- **What this task involves**: Each line holding the word "label" counts once; give the total and nothing more.

--- Start of Records to use ---

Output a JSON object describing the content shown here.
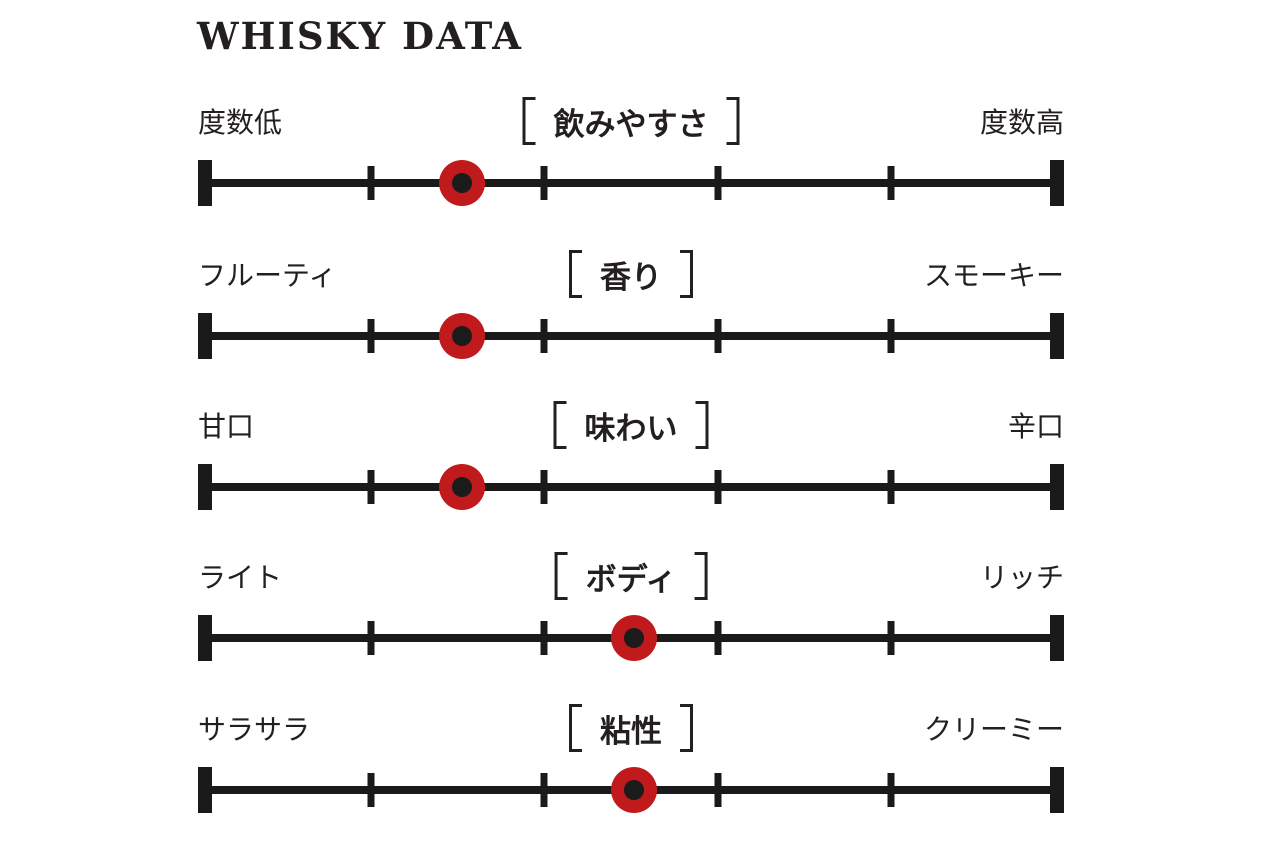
{
  "page": {
    "title": "WHISKY DATA"
  },
  "colors": {
    "ink": "#231F20",
    "line_black": "#1A1A1A",
    "marker_red": "#C11A1C",
    "background": "#FFFFFF"
  },
  "chart_data": {
    "type": "dot-scale",
    "title": "WHISKY DATA",
    "scale_segments": 5,
    "legend_position": "none",
    "rows": [
      {
        "label": "飲みやすさ",
        "left": "度数低",
        "right": "度数高",
        "position": 0.305
      },
      {
        "label": "香り",
        "left": "フルーティ",
        "right": "スモーキー",
        "position": 0.305
      },
      {
        "label": "味わい",
        "left": "甘口",
        "right": "辛口",
        "position": 0.305
      },
      {
        "label": "ボディ",
        "left": "ライト",
        "right": "リッチ",
        "position": 0.503
      },
      {
        "label": "粘性",
        "left": "サラサラ",
        "right": "クリーミー",
        "position": 0.503
      }
    ]
  }
}
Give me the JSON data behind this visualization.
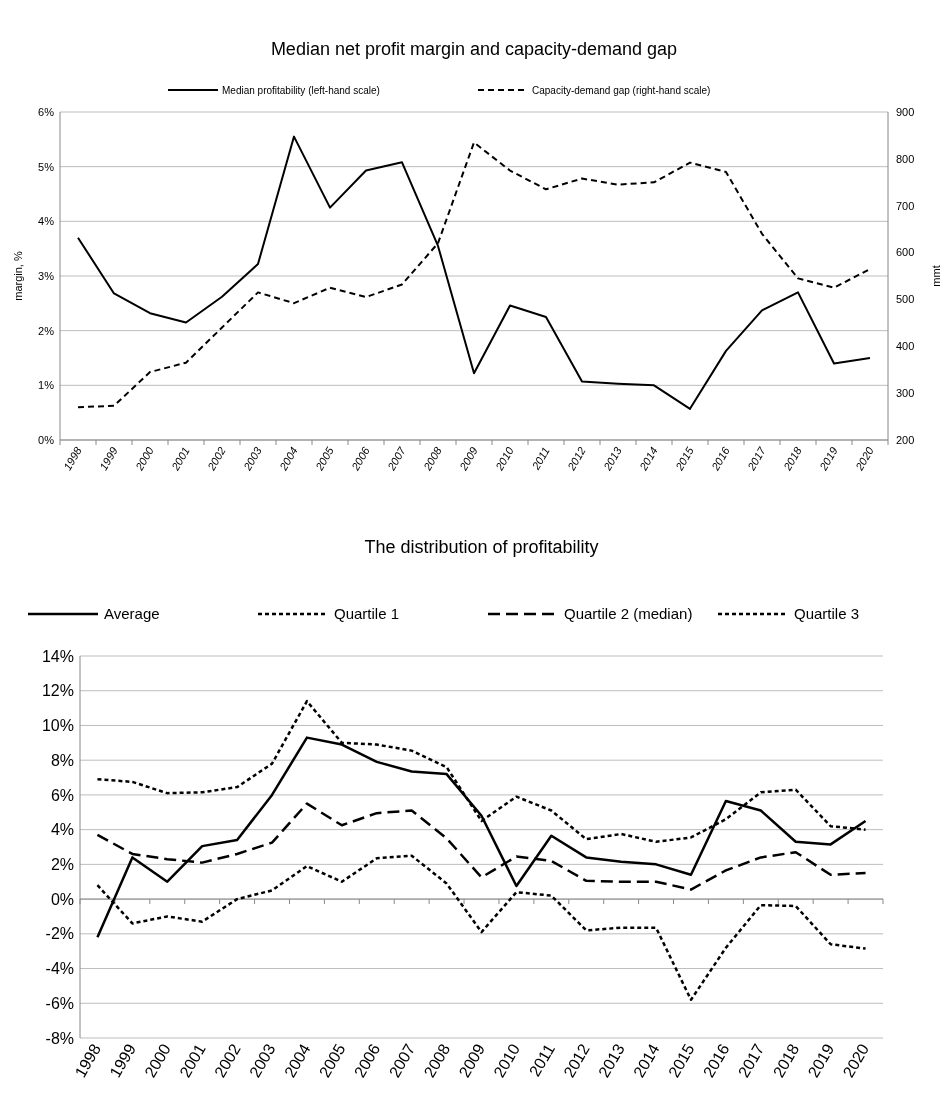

--- End of Records to use ---

- **Final answer**: 5